— Goal —
Keep the pictures out of the copy and print all the entries below exactly.

— Listed records —

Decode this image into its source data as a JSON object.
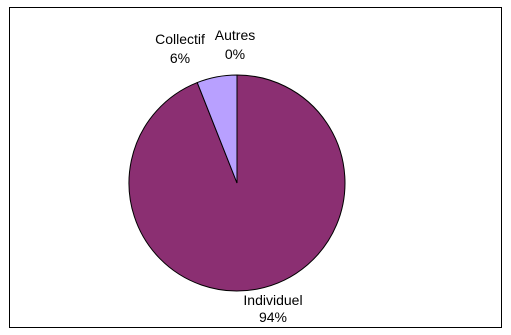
{
  "chart_data": {
    "type": "pie",
    "title": "",
    "slices": [
      {
        "label": "Individuel",
        "value": 94,
        "value_text": "94%",
        "color": "#8B2F72"
      },
      {
        "label": "Collectif",
        "value": 6,
        "value_text": "6%",
        "color": "#B8A0FF"
      },
      {
        "label": "Autres",
        "value": 0,
        "value_text": "0%",
        "color": "#FFFFE0"
      }
    ],
    "legend": "none",
    "start_angle_deg": 0,
    "direction": "clockwise"
  }
}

— Exercise output —
Decode this image into its source data as a JSON object.
{
  "chart_data": {
    "type": "pie",
    "title": "",
    "slices": [
      {
        "label": "Individuel",
        "value": 94,
        "value_text": "94%",
        "color": "#8B2F72"
      },
      {
        "label": "Collectif",
        "value": 6,
        "value_text": "6%",
        "color": "#B8A0FF"
      },
      {
        "label": "Autres",
        "value": 0,
        "value_text": "0%",
        "color": "#FFFFE0"
      }
    ],
    "legend": "none",
    "start_angle_deg": 0,
    "direction": "clockwise"
  }
}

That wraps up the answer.